---------- Given data

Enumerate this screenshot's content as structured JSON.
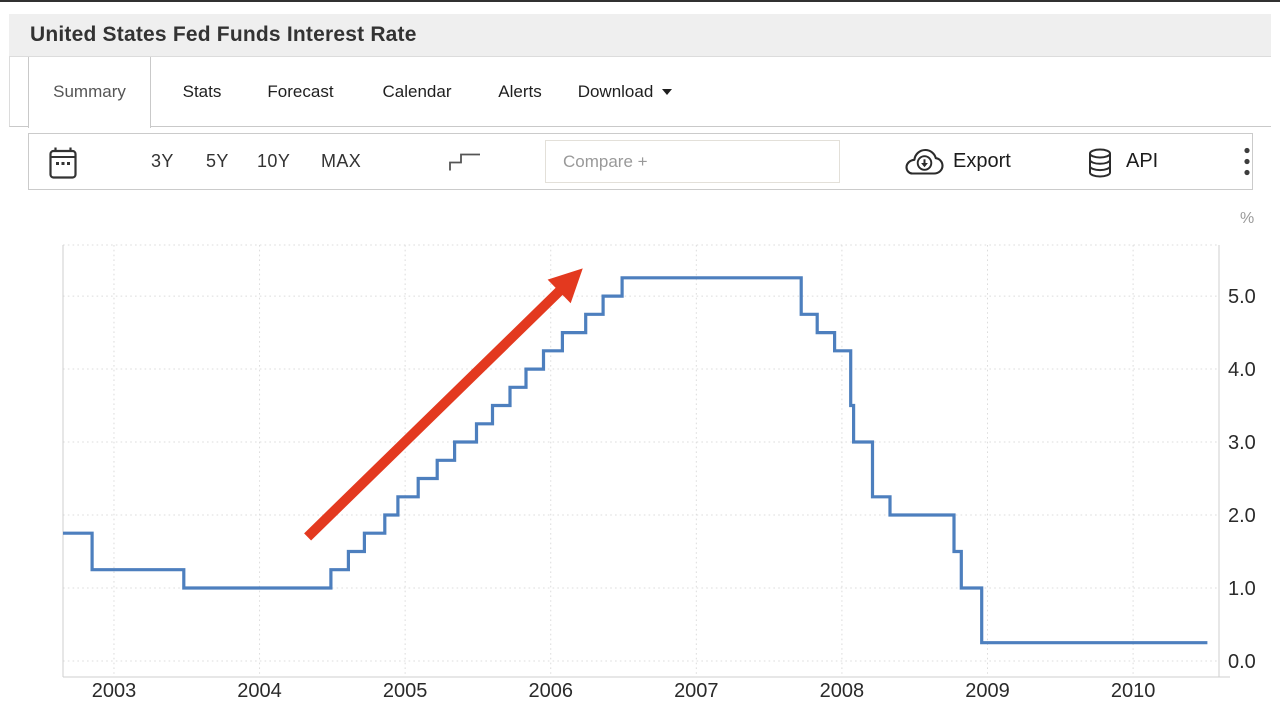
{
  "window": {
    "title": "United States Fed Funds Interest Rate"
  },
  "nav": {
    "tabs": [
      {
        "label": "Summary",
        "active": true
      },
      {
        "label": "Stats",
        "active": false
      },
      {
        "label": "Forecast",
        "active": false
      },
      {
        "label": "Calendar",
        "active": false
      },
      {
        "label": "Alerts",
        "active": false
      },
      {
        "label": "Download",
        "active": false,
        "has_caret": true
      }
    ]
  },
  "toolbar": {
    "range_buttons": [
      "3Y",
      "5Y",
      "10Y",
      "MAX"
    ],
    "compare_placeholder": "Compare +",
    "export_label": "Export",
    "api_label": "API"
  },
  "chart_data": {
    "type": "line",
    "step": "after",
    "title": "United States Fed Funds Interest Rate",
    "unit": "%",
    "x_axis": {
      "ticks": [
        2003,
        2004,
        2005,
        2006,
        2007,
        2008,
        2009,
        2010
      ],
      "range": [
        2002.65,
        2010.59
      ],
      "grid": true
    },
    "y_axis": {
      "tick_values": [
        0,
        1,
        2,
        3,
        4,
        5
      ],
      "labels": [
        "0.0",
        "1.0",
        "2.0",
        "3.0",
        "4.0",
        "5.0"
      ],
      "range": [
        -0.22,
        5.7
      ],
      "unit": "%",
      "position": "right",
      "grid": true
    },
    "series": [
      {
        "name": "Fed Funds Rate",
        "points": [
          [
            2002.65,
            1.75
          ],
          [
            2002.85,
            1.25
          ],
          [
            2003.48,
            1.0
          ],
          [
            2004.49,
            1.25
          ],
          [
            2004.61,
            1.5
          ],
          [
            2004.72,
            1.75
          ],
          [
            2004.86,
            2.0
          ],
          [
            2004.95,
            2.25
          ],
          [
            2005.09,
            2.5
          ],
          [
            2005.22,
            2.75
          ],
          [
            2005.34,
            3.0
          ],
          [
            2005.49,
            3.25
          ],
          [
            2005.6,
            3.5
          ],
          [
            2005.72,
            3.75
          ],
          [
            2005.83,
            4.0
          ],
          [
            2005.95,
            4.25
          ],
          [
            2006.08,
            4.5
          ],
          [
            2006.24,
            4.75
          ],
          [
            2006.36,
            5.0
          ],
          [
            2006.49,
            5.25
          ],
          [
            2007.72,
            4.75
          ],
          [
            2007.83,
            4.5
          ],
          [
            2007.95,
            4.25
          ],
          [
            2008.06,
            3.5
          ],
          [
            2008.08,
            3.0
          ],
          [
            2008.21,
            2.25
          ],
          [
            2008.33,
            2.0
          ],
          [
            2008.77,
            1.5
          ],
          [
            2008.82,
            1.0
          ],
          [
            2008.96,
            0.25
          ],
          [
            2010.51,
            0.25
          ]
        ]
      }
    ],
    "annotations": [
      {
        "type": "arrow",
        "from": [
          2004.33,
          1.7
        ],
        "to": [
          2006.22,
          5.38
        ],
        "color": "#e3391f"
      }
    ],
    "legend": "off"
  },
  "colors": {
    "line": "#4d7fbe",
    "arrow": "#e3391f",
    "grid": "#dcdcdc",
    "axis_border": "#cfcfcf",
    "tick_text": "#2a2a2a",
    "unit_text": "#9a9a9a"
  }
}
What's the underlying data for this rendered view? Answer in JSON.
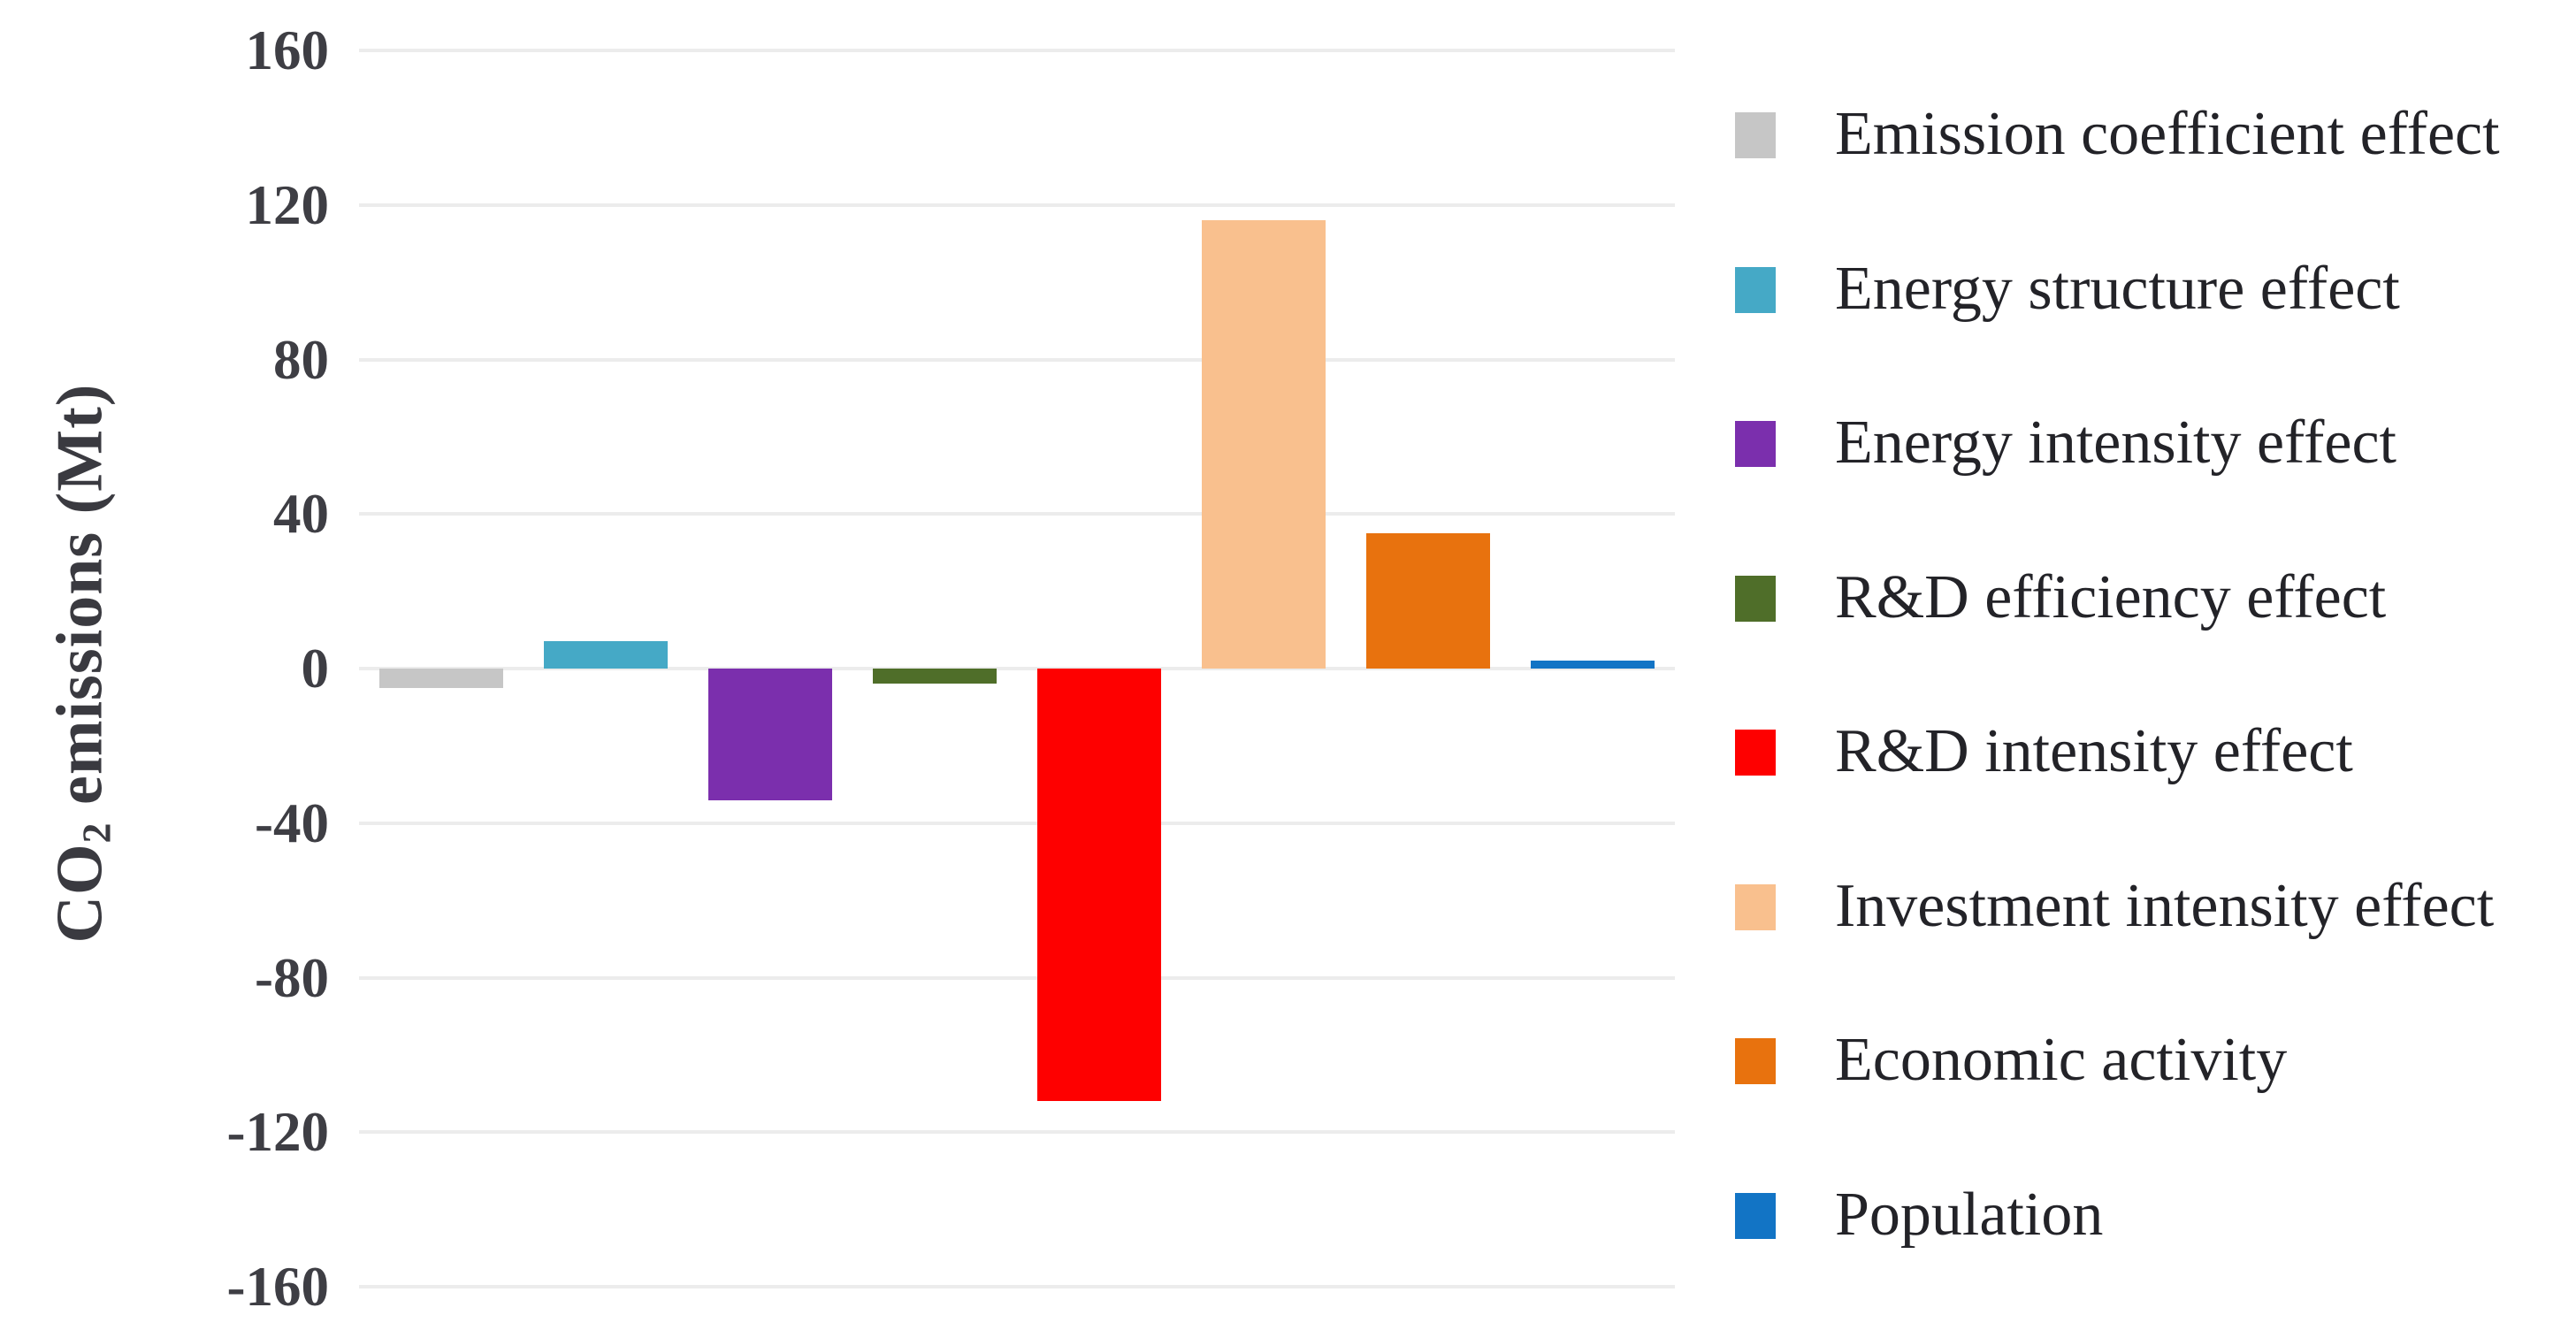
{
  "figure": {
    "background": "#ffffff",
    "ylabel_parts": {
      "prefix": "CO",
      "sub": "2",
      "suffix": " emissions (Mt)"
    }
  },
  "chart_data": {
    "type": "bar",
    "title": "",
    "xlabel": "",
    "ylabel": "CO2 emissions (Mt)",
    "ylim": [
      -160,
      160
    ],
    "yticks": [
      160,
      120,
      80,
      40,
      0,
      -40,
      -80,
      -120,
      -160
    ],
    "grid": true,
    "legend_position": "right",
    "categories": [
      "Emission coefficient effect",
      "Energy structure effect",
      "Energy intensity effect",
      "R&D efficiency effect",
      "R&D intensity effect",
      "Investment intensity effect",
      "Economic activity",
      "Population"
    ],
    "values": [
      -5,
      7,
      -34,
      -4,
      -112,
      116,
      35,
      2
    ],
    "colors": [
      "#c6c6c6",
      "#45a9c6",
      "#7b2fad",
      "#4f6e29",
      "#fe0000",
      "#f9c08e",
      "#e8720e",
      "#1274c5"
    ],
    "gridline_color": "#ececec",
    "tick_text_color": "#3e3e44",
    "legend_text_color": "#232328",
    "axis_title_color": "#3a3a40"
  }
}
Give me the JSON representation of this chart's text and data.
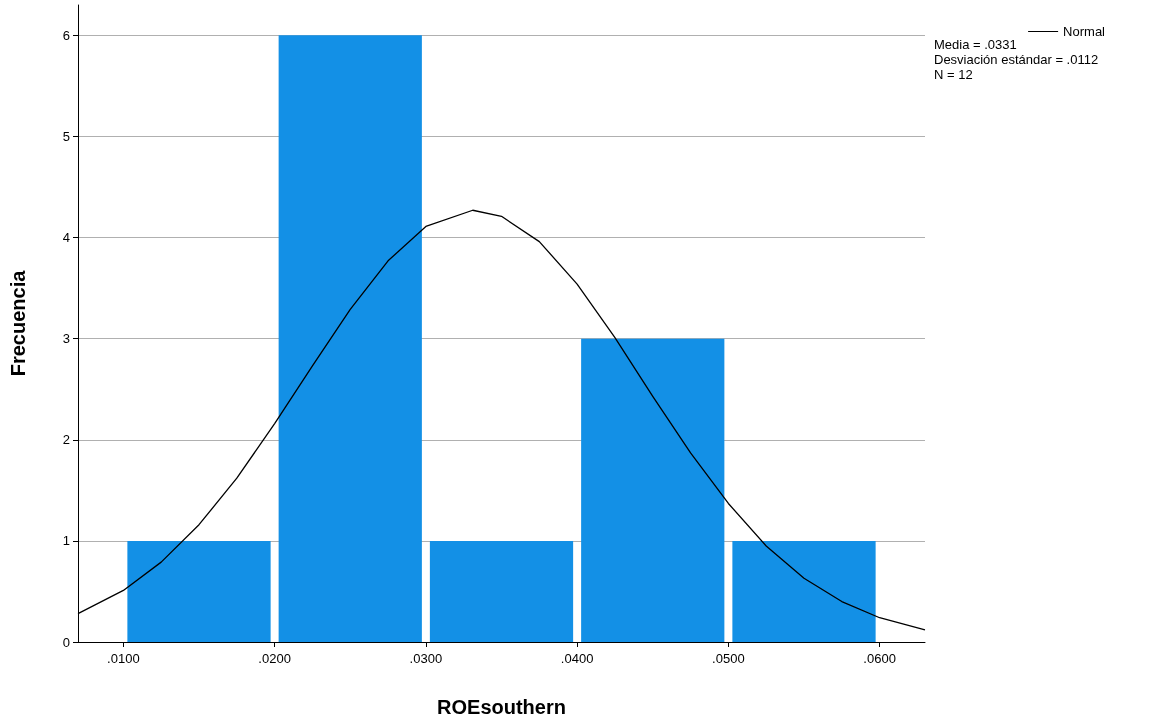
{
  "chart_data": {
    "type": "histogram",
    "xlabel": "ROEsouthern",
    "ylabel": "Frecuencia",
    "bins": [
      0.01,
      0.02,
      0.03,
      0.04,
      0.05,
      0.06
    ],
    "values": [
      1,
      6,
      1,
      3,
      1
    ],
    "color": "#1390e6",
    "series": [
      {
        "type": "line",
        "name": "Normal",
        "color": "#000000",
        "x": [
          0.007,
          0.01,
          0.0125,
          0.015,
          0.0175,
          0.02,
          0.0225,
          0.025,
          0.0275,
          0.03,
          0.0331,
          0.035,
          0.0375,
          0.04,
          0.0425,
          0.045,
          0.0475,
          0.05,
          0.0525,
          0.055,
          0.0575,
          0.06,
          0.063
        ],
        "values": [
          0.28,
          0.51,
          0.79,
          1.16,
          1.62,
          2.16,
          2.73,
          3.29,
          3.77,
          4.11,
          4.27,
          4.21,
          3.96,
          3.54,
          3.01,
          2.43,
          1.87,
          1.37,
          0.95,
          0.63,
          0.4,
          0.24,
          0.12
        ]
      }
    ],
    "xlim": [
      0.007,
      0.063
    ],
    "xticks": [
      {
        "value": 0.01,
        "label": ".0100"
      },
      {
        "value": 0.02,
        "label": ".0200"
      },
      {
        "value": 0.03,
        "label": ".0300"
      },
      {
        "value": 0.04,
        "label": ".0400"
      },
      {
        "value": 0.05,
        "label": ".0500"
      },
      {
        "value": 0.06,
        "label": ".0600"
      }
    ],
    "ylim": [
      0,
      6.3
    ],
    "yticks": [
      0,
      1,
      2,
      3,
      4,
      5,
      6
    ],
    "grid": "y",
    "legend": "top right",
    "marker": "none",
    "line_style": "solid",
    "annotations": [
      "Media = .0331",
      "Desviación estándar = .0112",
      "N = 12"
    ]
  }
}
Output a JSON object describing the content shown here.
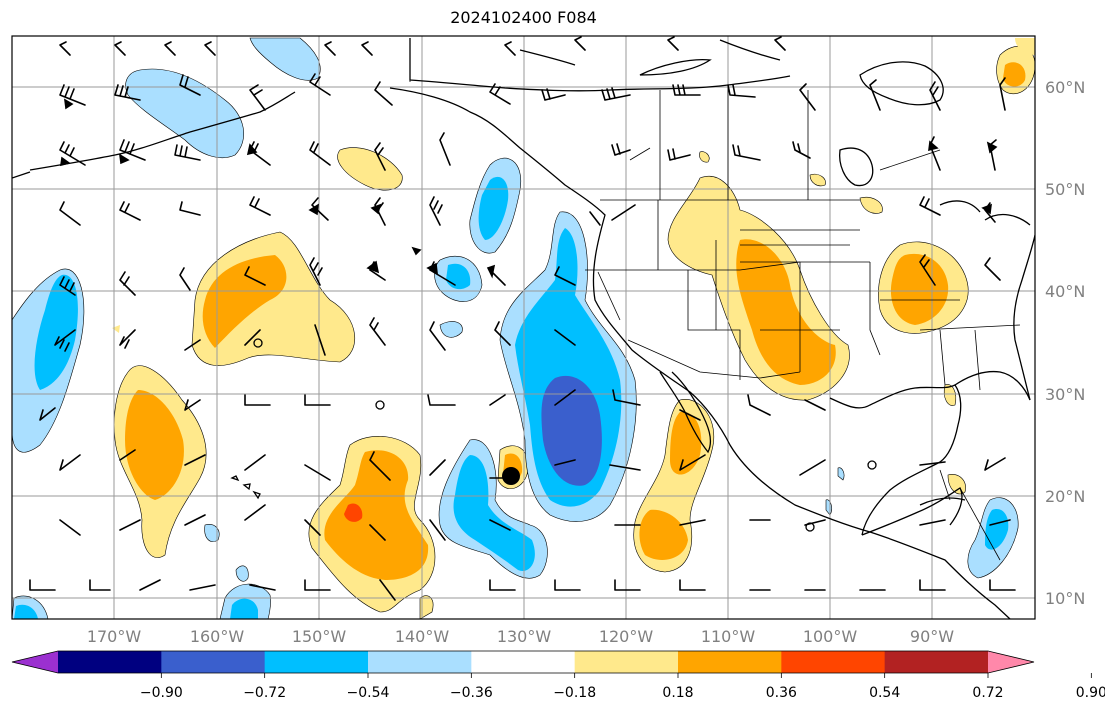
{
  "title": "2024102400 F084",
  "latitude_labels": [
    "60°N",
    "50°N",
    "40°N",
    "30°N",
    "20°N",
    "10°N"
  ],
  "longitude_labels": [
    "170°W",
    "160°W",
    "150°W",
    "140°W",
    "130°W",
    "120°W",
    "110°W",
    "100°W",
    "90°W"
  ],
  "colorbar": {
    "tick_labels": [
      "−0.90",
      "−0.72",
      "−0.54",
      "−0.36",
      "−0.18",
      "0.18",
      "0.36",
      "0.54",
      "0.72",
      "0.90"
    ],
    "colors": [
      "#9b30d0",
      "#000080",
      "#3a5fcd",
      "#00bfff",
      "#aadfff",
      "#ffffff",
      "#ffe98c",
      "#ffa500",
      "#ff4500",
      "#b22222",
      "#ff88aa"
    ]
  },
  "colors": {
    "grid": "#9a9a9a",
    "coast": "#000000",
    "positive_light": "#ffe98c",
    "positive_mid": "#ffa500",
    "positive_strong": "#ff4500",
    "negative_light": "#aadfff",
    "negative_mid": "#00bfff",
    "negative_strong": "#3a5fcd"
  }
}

--------------------

Go to the line containing "Output a JSON" and set it down, along with every later line through the last one, exactly as written and without the pictures.

Output a JSON object describing the content shown here.
{
  "title": "2024102400 F084",
  "latitude_labels": [
    "60°N",
    "50°N",
    "40°N",
    "30°N",
    "20°N",
    "10°N"
  ],
  "longitude_labels": [
    "170°W",
    "160°W",
    "150°W",
    "140°W",
    "130°W",
    "120°W",
    "110°W",
    "100°W",
    "90°W"
  ],
  "colorbar": {
    "tick_labels": [
      "−0.90",
      "−0.72",
      "−0.54",
      "−0.36",
      "−0.18",
      "0.18",
      "0.36",
      "0.54",
      "0.72",
      "0.90"
    ],
    "colors": [
      "#9b30d0",
      "#000080",
      "#3a5fcd",
      "#00bfff",
      "#aadfff",
      "#ffffff",
      "#ffe98c",
      "#ffa500",
      "#ff4500",
      "#b22222",
      "#ff88aa"
    ]
  },
  "colors": {
    "grid": "#9a9a9a",
    "coast": "#000000",
    "positive_light": "#ffe98c",
    "positive_mid": "#ffa500",
    "positive_strong": "#ff4500",
    "negative_light": "#aadfff",
    "negative_mid": "#00bfff",
    "negative_strong": "#3a5fcd"
  }
}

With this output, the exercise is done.